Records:

• • • • • • •

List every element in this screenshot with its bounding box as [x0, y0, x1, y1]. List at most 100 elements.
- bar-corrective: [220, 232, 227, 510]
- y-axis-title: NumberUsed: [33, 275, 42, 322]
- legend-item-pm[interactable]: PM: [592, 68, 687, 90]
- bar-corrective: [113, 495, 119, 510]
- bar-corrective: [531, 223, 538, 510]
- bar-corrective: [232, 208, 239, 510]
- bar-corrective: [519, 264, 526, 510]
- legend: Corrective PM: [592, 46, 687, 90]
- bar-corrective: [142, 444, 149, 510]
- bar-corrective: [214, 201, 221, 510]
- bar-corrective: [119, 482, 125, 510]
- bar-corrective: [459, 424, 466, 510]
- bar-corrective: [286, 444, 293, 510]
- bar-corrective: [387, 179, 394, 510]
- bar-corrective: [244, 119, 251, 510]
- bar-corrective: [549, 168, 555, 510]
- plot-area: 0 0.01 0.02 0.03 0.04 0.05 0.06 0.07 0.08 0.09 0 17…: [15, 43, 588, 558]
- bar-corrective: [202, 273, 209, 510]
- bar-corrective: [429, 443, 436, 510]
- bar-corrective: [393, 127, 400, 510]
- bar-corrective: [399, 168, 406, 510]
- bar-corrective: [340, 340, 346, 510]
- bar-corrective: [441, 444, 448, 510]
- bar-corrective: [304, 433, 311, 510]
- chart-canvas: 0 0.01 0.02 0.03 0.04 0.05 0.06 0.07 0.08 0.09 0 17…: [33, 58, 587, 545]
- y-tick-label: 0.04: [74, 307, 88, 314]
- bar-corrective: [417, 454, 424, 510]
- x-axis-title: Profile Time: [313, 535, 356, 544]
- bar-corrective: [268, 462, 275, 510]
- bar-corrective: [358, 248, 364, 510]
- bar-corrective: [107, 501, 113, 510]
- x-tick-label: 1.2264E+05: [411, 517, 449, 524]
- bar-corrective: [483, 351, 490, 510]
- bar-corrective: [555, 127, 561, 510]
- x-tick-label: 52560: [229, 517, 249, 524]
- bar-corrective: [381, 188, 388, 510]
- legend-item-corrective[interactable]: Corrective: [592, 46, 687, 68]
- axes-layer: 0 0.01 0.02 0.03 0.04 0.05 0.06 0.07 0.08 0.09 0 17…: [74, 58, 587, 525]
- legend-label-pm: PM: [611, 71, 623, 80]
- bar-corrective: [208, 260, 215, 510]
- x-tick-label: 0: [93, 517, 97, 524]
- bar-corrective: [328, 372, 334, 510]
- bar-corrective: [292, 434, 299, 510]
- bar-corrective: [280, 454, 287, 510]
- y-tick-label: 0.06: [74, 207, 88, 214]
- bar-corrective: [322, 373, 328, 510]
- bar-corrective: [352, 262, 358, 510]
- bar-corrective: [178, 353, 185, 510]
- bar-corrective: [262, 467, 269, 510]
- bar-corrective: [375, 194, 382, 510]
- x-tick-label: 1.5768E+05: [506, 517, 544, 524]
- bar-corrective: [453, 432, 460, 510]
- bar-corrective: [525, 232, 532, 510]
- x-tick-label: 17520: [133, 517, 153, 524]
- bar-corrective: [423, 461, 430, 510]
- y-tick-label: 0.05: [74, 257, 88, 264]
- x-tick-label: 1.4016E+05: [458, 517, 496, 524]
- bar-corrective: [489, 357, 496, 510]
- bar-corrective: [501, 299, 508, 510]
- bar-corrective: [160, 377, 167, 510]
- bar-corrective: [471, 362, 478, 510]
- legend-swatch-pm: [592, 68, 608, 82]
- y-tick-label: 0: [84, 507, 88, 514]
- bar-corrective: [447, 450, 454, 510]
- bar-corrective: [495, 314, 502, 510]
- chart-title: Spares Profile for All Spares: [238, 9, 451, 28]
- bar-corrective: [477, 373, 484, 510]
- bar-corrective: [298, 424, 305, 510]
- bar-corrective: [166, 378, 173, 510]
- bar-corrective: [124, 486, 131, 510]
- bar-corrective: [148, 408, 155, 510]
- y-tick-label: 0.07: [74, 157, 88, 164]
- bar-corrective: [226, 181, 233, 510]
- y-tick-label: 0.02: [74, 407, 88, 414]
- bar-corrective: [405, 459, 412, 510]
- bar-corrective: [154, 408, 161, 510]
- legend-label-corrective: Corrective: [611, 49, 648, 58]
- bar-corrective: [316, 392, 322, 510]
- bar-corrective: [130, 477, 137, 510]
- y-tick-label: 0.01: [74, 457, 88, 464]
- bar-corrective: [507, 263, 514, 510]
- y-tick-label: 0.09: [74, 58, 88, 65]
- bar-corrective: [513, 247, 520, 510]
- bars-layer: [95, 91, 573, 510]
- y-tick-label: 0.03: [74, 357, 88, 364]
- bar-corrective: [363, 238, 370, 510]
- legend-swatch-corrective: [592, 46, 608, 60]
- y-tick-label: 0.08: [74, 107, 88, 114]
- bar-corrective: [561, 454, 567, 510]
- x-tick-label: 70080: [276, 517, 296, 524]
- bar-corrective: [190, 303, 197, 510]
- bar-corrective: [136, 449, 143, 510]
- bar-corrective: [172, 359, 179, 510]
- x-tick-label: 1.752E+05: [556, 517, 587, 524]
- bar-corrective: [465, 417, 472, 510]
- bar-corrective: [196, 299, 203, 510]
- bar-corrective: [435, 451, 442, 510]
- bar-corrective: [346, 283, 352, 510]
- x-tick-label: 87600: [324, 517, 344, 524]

• • • • • • •

- Problem to work on:
Copy out every line of the items above without changing anything.

- Written answer:
List every element in this screenshot with its bounding box as [x0, y0, x1, y1]. List at most 100 elements.
- bar-corrective: [220, 232, 227, 510]
- y-axis-title: NumberUsed: [33, 275, 42, 322]
- legend-item-pm[interactable]: PM: [592, 68, 687, 90]
- bar-corrective: [113, 495, 119, 510]
- bar-corrective: [531, 223, 538, 510]
- bar-corrective: [232, 208, 239, 510]
- bar-corrective: [519, 264, 526, 510]
- legend: Corrective PM: [592, 46, 687, 90]
- bar-corrective: [142, 444, 149, 510]
- bar-corrective: [214, 201, 221, 510]
- bar-corrective: [119, 482, 125, 510]
- bar-corrective: [459, 424, 466, 510]
- bar-corrective: [286, 444, 293, 510]
- bar-corrective: [387, 179, 394, 510]
- bar-corrective: [244, 119, 251, 510]
- bar-corrective: [549, 168, 555, 510]
- plot-area: 0 0.01 0.02 0.03 0.04 0.05 0.06 0.07 0.08 0.09 0 17…: [15, 43, 588, 558]
- bar-corrective: [202, 273, 209, 510]
- bar-corrective: [429, 443, 436, 510]
- bar-corrective: [393, 127, 400, 510]
- bar-corrective: [399, 168, 406, 510]
- bar-corrective: [340, 340, 346, 510]
- bar-corrective: [441, 444, 448, 510]
- bar-corrective: [304, 433, 311, 510]
- chart-canvas: 0 0.01 0.02 0.03 0.04 0.05 0.06 0.07 0.08 0.09 0 17…: [33, 58, 587, 545]
- y-tick-label: 0.04: [74, 307, 88, 314]
- bar-corrective: [417, 454, 424, 510]
- x-axis-title: Profile Time: [313, 535, 356, 544]
- bar-corrective: [268, 462, 275, 510]
- bar-corrective: [358, 248, 364, 510]
- bar-corrective: [107, 501, 113, 510]
- x-tick-label: 1.2264E+05: [411, 517, 449, 524]
- bar-corrective: [483, 351, 490, 510]
- bar-corrective: [555, 127, 561, 510]
- x-tick-label: 52560: [229, 517, 249, 524]
- bar-corrective: [381, 188, 388, 510]
- legend-item-corrective[interactable]: Corrective: [592, 46, 687, 68]
- axes-layer: 0 0.01 0.02 0.03 0.04 0.05 0.06 0.07 0.08 0.09 0 17…: [74, 58, 587, 525]
- legend-label-pm: PM: [611, 71, 623, 80]
- bar-corrective: [208, 260, 215, 510]
- x-tick-label: 0: [93, 517, 97, 524]
- bar-corrective: [328, 372, 334, 510]
- bar-corrective: [292, 434, 299, 510]
- bar-corrective: [280, 454, 287, 510]
- y-tick-label: 0.06: [74, 207, 88, 214]
- bar-corrective: [322, 373, 328, 510]
- bar-corrective: [352, 262, 358, 510]
- bar-corrective: [178, 353, 185, 510]
- bar-corrective: [262, 467, 269, 510]
- bar-corrective: [375, 194, 382, 510]
- x-tick-label: 1.5768E+05: [506, 517, 544, 524]
- bar-corrective: [453, 432, 460, 510]
- bar-corrective: [525, 232, 532, 510]
- x-tick-label: 17520: [133, 517, 153, 524]
- bar-corrective: [423, 461, 430, 510]
- y-tick-label: 0.05: [74, 257, 88, 264]
- x-tick-label: 1.4016E+05: [458, 517, 496, 524]
- bar-corrective: [489, 357, 496, 510]
- bar-corrective: [501, 299, 508, 510]
- bar-corrective: [160, 377, 167, 510]
- bar-corrective: [471, 362, 478, 510]
- legend-swatch-pm: [592, 68, 608, 82]
- y-tick-label: 0: [84, 507, 88, 514]
- bar-corrective: [447, 450, 454, 510]
- bar-corrective: [495, 314, 502, 510]
- chart-title: Spares Profile for All Spares: [238, 9, 451, 28]
- bar-corrective: [477, 373, 484, 510]
- bar-corrective: [298, 424, 305, 510]
- bar-corrective: [166, 378, 173, 510]
- bar-corrective: [124, 486, 131, 510]
- bar-corrective: [148, 408, 155, 510]
- y-tick-label: 0.07: [74, 157, 88, 164]
- bar-corrective: [226, 181, 233, 510]
- y-tick-label: 0.02: [74, 407, 88, 414]
- bar-corrective: [405, 459, 412, 510]
- bar-corrective: [154, 408, 161, 510]
- legend-label-corrective: Corrective: [611, 49, 648, 58]
- bar-corrective: [316, 392, 322, 510]
- bar-corrective: [130, 477, 137, 510]
- y-tick-label: 0.01: [74, 457, 88, 464]
- bar-corrective: [507, 263, 514, 510]
- y-tick-label: 0.09: [74, 58, 88, 65]
- bar-corrective: [513, 247, 520, 510]
- bars-layer: [95, 91, 573, 510]
- y-tick-label: 0.03: [74, 357, 88, 364]
- bar-corrective: [363, 238, 370, 510]
- legend-swatch-corrective: [592, 46, 608, 60]
- y-tick-label: 0.08: [74, 107, 88, 114]
- bar-corrective: [561, 454, 567, 510]
- x-tick-label: 70080: [276, 517, 296, 524]
- bar-corrective: [190, 303, 197, 510]
- bar-corrective: [136, 449, 143, 510]
- bar-corrective: [172, 359, 179, 510]
- x-tick-label: 1.752E+05: [556, 517, 587, 524]
- bar-corrective: [465, 417, 472, 510]
- bar-corrective: [196, 299, 203, 510]
- bar-corrective: [435, 451, 442, 510]
- bar-corrective: [346, 283, 352, 510]
- x-tick-label: 87600: [324, 517, 344, 524]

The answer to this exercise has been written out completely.